Job —
Print all entries precisely as they are written.

Collection entries —
──────────────────────────────

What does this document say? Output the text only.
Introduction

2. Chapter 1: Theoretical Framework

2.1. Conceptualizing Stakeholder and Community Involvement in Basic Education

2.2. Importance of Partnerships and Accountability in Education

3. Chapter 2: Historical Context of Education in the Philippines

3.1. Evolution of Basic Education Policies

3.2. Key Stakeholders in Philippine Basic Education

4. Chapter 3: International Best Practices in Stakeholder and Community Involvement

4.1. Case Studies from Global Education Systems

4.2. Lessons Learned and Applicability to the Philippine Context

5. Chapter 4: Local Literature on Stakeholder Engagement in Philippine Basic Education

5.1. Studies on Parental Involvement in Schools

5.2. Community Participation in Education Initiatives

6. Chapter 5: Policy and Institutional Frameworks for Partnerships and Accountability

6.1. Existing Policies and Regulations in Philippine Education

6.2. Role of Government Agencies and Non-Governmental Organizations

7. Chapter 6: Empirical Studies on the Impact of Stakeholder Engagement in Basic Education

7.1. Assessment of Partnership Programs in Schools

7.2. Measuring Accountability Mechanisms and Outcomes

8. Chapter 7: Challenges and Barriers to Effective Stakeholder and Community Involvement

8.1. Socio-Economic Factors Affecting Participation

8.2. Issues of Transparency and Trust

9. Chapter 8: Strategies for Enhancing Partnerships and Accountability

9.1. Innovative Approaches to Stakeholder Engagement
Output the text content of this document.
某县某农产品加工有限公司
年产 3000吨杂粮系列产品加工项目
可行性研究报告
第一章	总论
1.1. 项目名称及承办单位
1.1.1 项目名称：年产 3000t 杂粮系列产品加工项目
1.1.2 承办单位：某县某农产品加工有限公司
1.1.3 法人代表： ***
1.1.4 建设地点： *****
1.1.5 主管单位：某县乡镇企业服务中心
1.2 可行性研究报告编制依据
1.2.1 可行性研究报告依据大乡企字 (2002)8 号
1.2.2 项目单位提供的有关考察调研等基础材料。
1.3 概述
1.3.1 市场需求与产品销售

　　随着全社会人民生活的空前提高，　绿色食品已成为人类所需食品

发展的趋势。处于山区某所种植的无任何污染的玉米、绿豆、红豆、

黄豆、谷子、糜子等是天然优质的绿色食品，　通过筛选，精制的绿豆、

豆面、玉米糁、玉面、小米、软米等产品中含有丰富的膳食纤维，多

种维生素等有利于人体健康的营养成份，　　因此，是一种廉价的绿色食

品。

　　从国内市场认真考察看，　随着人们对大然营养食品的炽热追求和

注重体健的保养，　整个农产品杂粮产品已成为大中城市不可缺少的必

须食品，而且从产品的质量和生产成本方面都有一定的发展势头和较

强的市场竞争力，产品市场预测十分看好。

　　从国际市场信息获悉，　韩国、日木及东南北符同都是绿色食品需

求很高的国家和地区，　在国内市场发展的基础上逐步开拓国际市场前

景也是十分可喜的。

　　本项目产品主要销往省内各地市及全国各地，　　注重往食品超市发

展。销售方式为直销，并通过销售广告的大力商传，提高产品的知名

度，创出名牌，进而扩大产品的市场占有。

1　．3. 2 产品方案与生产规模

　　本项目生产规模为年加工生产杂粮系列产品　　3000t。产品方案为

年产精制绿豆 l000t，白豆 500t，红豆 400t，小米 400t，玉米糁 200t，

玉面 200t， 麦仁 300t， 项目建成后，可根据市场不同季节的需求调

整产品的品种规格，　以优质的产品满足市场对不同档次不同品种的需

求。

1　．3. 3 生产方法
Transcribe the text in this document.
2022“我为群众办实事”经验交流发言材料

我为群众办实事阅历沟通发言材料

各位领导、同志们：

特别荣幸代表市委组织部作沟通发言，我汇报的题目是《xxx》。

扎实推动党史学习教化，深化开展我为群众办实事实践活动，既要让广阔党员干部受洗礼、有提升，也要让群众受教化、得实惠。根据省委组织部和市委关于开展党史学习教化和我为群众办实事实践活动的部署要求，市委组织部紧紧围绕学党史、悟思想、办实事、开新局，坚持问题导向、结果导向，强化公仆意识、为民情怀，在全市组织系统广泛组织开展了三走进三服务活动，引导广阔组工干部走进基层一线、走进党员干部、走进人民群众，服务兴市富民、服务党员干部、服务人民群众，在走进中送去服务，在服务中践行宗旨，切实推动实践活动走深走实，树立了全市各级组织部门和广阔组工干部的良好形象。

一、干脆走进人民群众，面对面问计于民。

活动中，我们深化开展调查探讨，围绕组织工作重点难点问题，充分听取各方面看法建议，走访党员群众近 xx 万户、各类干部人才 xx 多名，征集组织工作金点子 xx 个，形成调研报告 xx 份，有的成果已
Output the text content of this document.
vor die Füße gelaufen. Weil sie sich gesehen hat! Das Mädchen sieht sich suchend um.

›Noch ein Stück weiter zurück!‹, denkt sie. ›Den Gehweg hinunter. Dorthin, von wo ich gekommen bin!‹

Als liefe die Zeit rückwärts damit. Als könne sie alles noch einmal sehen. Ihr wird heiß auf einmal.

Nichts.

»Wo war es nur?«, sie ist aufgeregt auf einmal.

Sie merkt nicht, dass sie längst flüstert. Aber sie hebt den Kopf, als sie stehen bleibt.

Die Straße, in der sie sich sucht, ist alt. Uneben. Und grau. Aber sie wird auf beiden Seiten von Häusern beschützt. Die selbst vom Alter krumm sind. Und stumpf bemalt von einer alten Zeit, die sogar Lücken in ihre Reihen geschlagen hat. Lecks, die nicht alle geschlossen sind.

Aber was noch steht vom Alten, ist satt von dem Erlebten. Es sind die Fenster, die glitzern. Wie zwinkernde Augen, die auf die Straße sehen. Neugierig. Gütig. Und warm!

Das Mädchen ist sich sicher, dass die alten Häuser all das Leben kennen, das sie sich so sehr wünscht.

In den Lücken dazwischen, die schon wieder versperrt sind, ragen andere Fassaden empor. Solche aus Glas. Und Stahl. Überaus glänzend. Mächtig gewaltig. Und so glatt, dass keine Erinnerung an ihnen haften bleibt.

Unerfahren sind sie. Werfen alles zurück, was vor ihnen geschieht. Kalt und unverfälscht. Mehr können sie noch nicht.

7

──────────────────────────────

Written response —
What does this document say? Output the text only.
Introduction

2. Chapter 1: Theoretical Framework

2.1. Conceptualizing Stakeholder and Community Involvement in Basic Education

2.2. Importance of Partnerships and Accountability in Education

3. Chapter 2: Historical Context of Education in the Philippines

3.1. Evolution of Basic Education Policies

3.2. Key Stakeholders in Philippine Basic Education

4. Chapter 3: International Best Practices in Stakeholder and Community Involvement

4.1. Case Studies from Global Education Systems

4.2. Lessons Learned and Applicability to the Philippine Context

5. Chapter 4: Local Literature on Stakeholder Engagement in Philippine Basic Education

5.1. Studies on Parental Involvement in Schools

5.2. Community Participation in Education Initiatives

6. Chapter 5: Policy and Institutional Frameworks for Partnerships and Accountability

6.1. Existing Policies and Regulations in Philippine Education

6.2. Role of Government Agencies and Non-Governmental Organizations

7. Chapter 6: Empirical Studies on the Impact of Stakeholder Engagement in Basic Education

7.1. Assessment of Partnership Programs in Schools

7.2. Measuring Accountability Mechanisms and Outcomes

8. Chapter 7: Challenges and Barriers to Effective Stakeholder and Community Involvement

8.1. Socio-Economic Factors Affecting Participation

8.2. Issues of Transparency and Trust

9. Chapter 8: Strategies for Enhancing Partnerships and Accountability

9.1. Innovative Approaches to Stakeholder Engagement
Output the text content of this document.
某县某农产品加工有限公司
年产 3000吨杂粮系列产品加工项目
可行性研究报告
第一章	总论
1.1. 项目名称及承办单位
1.1.1 项目名称：年产 3000t 杂粮系列产品加工项目
1.1.2 承办单位：某县某农产品加工有限公司
1.1.3 法人代表： ***
1.1.4 建设地点： *****
1.1.5 主管单位：某县乡镇企业服务中心
1.2 可行性研究报告编制依据
1.2.1 可行性研究报告依据大乡企字 (2002)8 号
1.2.2 项目单位提供的有关考察调研等基础材料。
1.3 概述
1.3.1 市场需求与产品销售

　　随着全社会人民生活的空前提高，　绿色食品已成为人类所需食品

发展的趋势。处于山区某所种植的无任何污染的玉米、绿豆、红豆、

黄豆、谷子、糜子等是天然优质的绿色食品，　通过筛选，精制的绿豆、

豆面、玉米糁、玉面、小米、软米等产品中含有丰富的膳食纤维，多

种维生素等有利于人体健康的营养成份，　　因此，是一种廉价的绿色食

品。

　　从国内市场认真考察看，　随着人们对大然营养食品的炽热追求和

注重体健的保养，　整个农产品杂粮产品已成为大中城市不可缺少的必

须食品，而且从产品的质量和生产成本方面都有一定的发展势头和较

强的市场竞争力，产品市场预测十分看好。

　　从国际市场信息获悉，　韩国、日木及东南北符同都是绿色食品需

求很高的国家和地区，　在国内市场发展的基础上逐步开拓国际市场前

景也是十分可喜的。

　　本项目产品主要销往省内各地市及全国各地，　　注重往食品超市发

展。销售方式为直销，并通过销售广告的大力商传，提高产品的知名

度，创出名牌，进而扩大产品的市场占有。

1　．3. 2 产品方案与生产规模

　　本项目生产规模为年加工生产杂粮系列产品　　3000t。产品方案为

年产精制绿豆 l000t，白豆 500t，红豆 400t，小米 400t，玉米糁 200t，

玉面 200t， 麦仁 300t， 项目建成后，可根据市场不同季节的需求调

整产品的品种规格，　以优质的产品满足市场对不同档次不同品种的需

求。

1　．3. 3 生产方法
Transcribe the text in this document.
2022“我为群众办实事”经验交流发言材料

我为群众办实事阅历沟通发言材料

各位领导、同志们：

特别荣幸代表市委组织部作沟通发言，我汇报的题目是《xxx》。

扎实推动党史学习教化，深化开展我为群众办实事实践活动，既要让广阔党员干部受洗礼、有提升，也要让群众受教化、得实惠。根据省委组织部和市委关于开展党史学习教化和我为群众办实事实践活动的部署要求，市委组织部紧紧围绕学党史、悟思想、办实事、开新局，坚持问题导向、结果导向，强化公仆意识、为民情怀，在全市组织系统广泛组织开展了三走进三服务活动，引导广阔组工干部走进基层一线、走进党员干部、走进人民群众，服务兴市富民、服务党员干部、服务人民群众，在走进中送去服务，在服务中践行宗旨，切实推动实践活动走深走实，树立了全市各级组织部门和广阔组工干部的良好形象。

一、干脆走进人民群众，面对面问计于民。

活动中，我们深化开展调查探讨，围绕组织工作重点难点问题，充分听取各方面看法建议，走访党员群众近 xx 万户、各类干部人才 xx 多名，征集组织工作金点子 xx 个，形成调研报告 xx 份，有的成果已
Output the text content of this document.
vor die Füße gelaufen. Weil sie sich gesehen hat! Das Mädchen sieht sich suchend um.

›Noch ein Stück weiter zurück!‹, denkt sie. ›Den Gehweg hinunter. Dorthin, von wo ich gekommen bin!‹

Als liefe die Zeit rückwärts damit. Als könne sie alles noch einmal sehen. Ihr wird heiß auf einmal.

Nichts.

»Wo war es nur?«, sie ist aufgeregt auf einmal.

Sie merkt nicht, dass sie längst flüstert. Aber sie hebt den Kopf, als sie stehen bleibt.

Die Straße, in der sie sich sucht, ist alt. Uneben. Und grau. Aber sie wird auf beiden Seiten von Häusern beschützt. Die selbst vom Alter krumm sind. Und stumpf bemalt von einer alten Zeit, die sogar Lücken in ihre Reihen geschlagen hat. Lecks, die nicht alle geschlossen sind.

Aber was noch steht vom Alten, ist satt von dem Erlebten. Es sind die Fenster, die glitzern. Wie zwinkernde Augen, die auf die Straße sehen. Neugierig. Gütig. Und warm!

Das Mädchen ist sich sicher, dass die alten Häuser all das Leben kennen, das sie sich so sehr wünscht.

In den Lücken dazwischen, die schon wieder versperrt sind, ragen andere Fassaden empor. Solche aus Glas. Und Stahl. Überaus glänzend. Mächtig gewaltig. Und so glatt, dass keine Erinnerung an ihnen haften bleibt.

Unerfahren sind sie. Werfen alles zurück, was vor ihnen geschieht. Kalt und unverfälscht. Mehr können sie noch nicht.

7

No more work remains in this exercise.